Extracted entries:
-- BEGIN --

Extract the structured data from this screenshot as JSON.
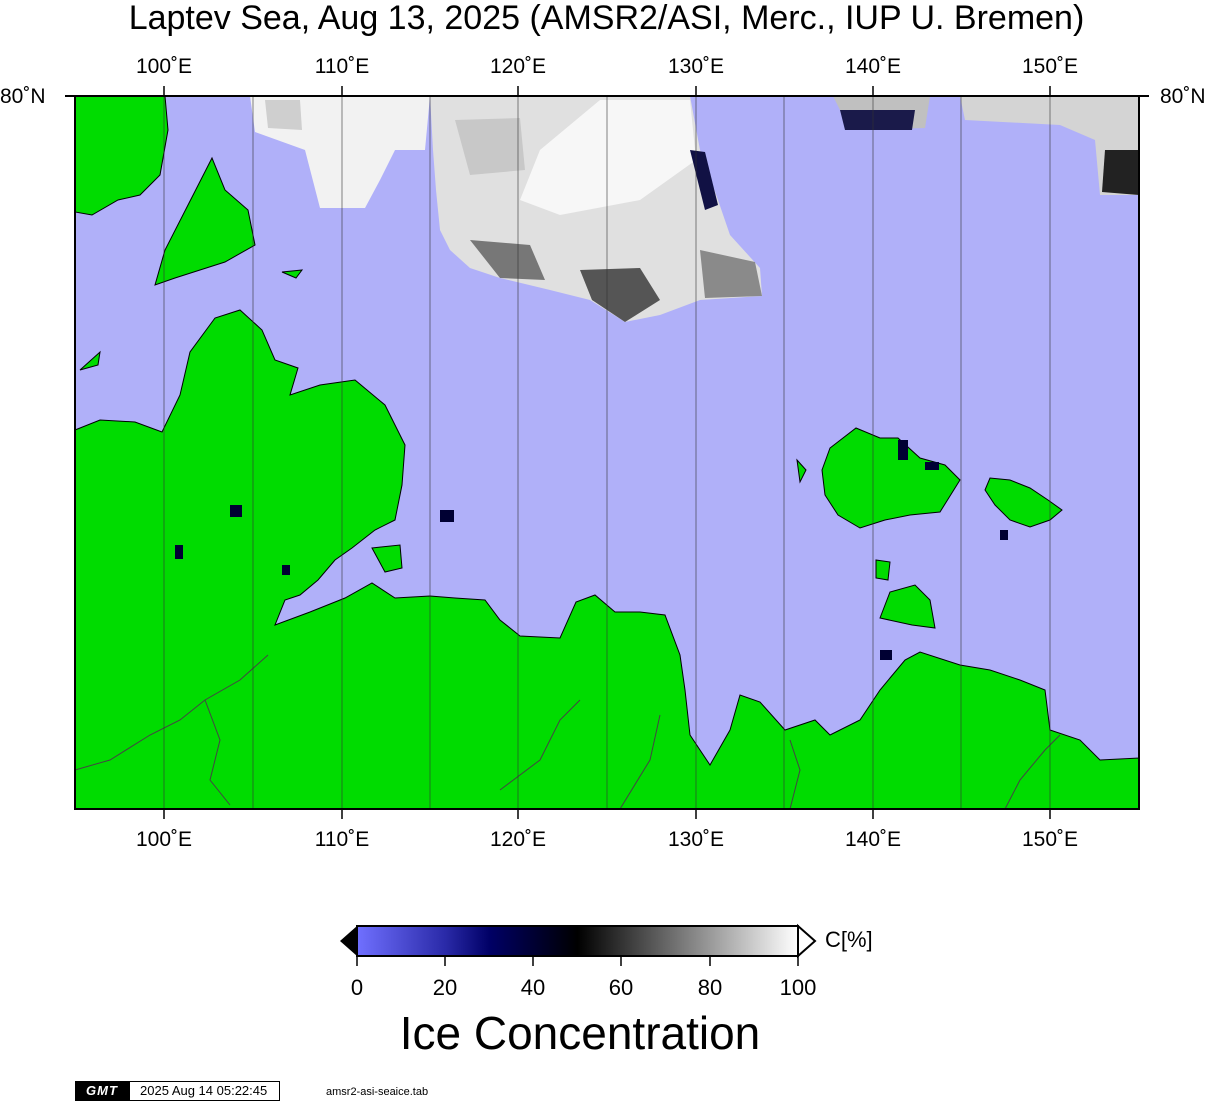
{
  "title": "Laptev Sea, Aug 13, 2025 (AMSR2/ASI, Merc., IUP U. Bremen)",
  "map": {
    "longitudes": [
      "100˚E",
      "110˚E",
      "120˚E",
      "130˚E",
      "140˚E",
      "150˚E"
    ],
    "latitude_label": "80˚N",
    "colors": {
      "water": "#b0b0f9",
      "land": "#00dc00",
      "coast": "#000000",
      "gridline": "#333333"
    }
  },
  "colorbar": {
    "unit_label": "C[%]",
    "ticks": [
      "0",
      "20",
      "40",
      "60",
      "80",
      "100"
    ],
    "title": "Ice Concentration",
    "stops": [
      "#7070ff",
      "#000066",
      "#000000",
      "#ffffff"
    ]
  },
  "footer": {
    "logo": "GMT",
    "timestamp": "2025 Aug 14 05:22:45",
    "filename": "amsr2-asi-seaice.tab"
  }
}
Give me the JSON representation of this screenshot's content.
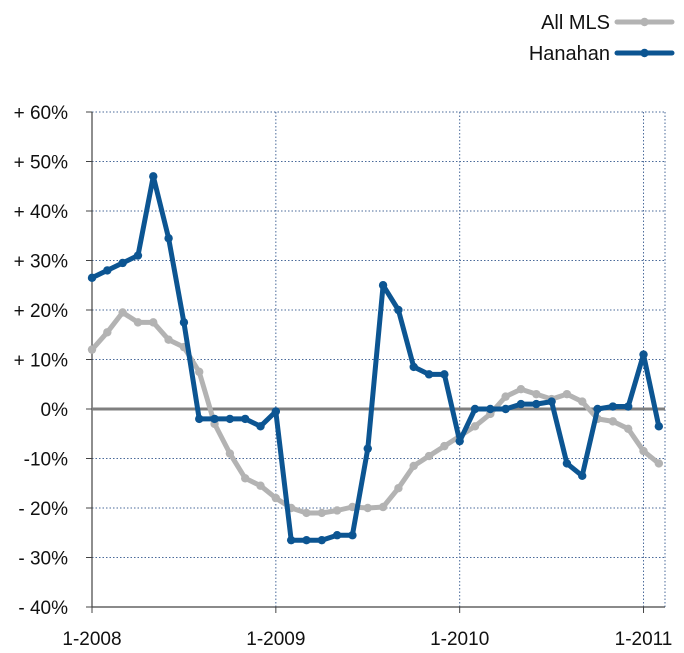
{
  "chart_data": {
    "type": "line",
    "title": "",
    "xlabel": "",
    "ylabel": "",
    "ylim": [
      -40,
      60
    ],
    "y_ticks": [
      60,
      50,
      40,
      30,
      20,
      10,
      0,
      -10,
      -20,
      -30,
      -40
    ],
    "y_tick_labels": [
      "+ 60%",
      "+ 50%",
      "+ 40%",
      "+ 30%",
      "+ 20%",
      "+ 10%",
      "0%",
      "-10%",
      "- 20%",
      "- 30%",
      "- 40%"
    ],
    "x_tick_labels": [
      "1-2008",
      "1-2009",
      "1-2010",
      "1-2011"
    ],
    "x_tick_positions": [
      0,
      12,
      24,
      36
    ],
    "xlim": [
      0,
      37
    ],
    "grid": "dotted",
    "legend_position": "top-right",
    "series": [
      {
        "name": "All MLS",
        "color": "#b3b3b3",
        "x": [
          0,
          1,
          2,
          3,
          4,
          5,
          6,
          7,
          8,
          9,
          10,
          11,
          12,
          13,
          14,
          15,
          16,
          17,
          18,
          19,
          20,
          21,
          22,
          23,
          24,
          25,
          26,
          27,
          28,
          29,
          30,
          31,
          32,
          33,
          34,
          35,
          36,
          37
        ],
        "values": [
          12,
          15.5,
          19.5,
          17.5,
          17.5,
          14,
          12.5,
          7.5,
          -3,
          -9,
          -14,
          -15.5,
          -18,
          -20,
          -21,
          -21,
          -20.5,
          -19.8,
          -20,
          -19.8,
          -16,
          -11.5,
          -9.5,
          -7.5,
          -5.5,
          -3.5,
          -1,
          2.5,
          4,
          3,
          2,
          3,
          1.5,
          -2,
          -2.5,
          -4,
          -8.5,
          -11
        ]
      },
      {
        "name": "Hanahan",
        "color": "#0c5592",
        "x": [
          0,
          1,
          2,
          3,
          4,
          5,
          6,
          7,
          8,
          9,
          10,
          11,
          12,
          13,
          14,
          15,
          16,
          17,
          18,
          19,
          20,
          21,
          22,
          23,
          24,
          25,
          26,
          27,
          28,
          29,
          30,
          31,
          32,
          33,
          34,
          35,
          36,
          37
        ],
        "values": [
          26.5,
          28,
          29.5,
          31,
          47,
          34.5,
          17.5,
          -2,
          -2,
          -2,
          -2,
          -3.5,
          -0.5,
          -26.5,
          -26.5,
          -26.5,
          -25.5,
          -25.5,
          -8,
          25,
          20,
          8.5,
          7,
          7,
          -6.5,
          0,
          0,
          0,
          1,
          1,
          1.5,
          -11,
          -13.5,
          0,
          0.5,
          0.5,
          11,
          -3.5
        ]
      }
    ]
  }
}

-- END --

Aim: Look through the records and gather every line containing "this".

Complete output:
Extract the structured data from this screenshot as JSON.
Give me the JSON representation of this screenshot's content.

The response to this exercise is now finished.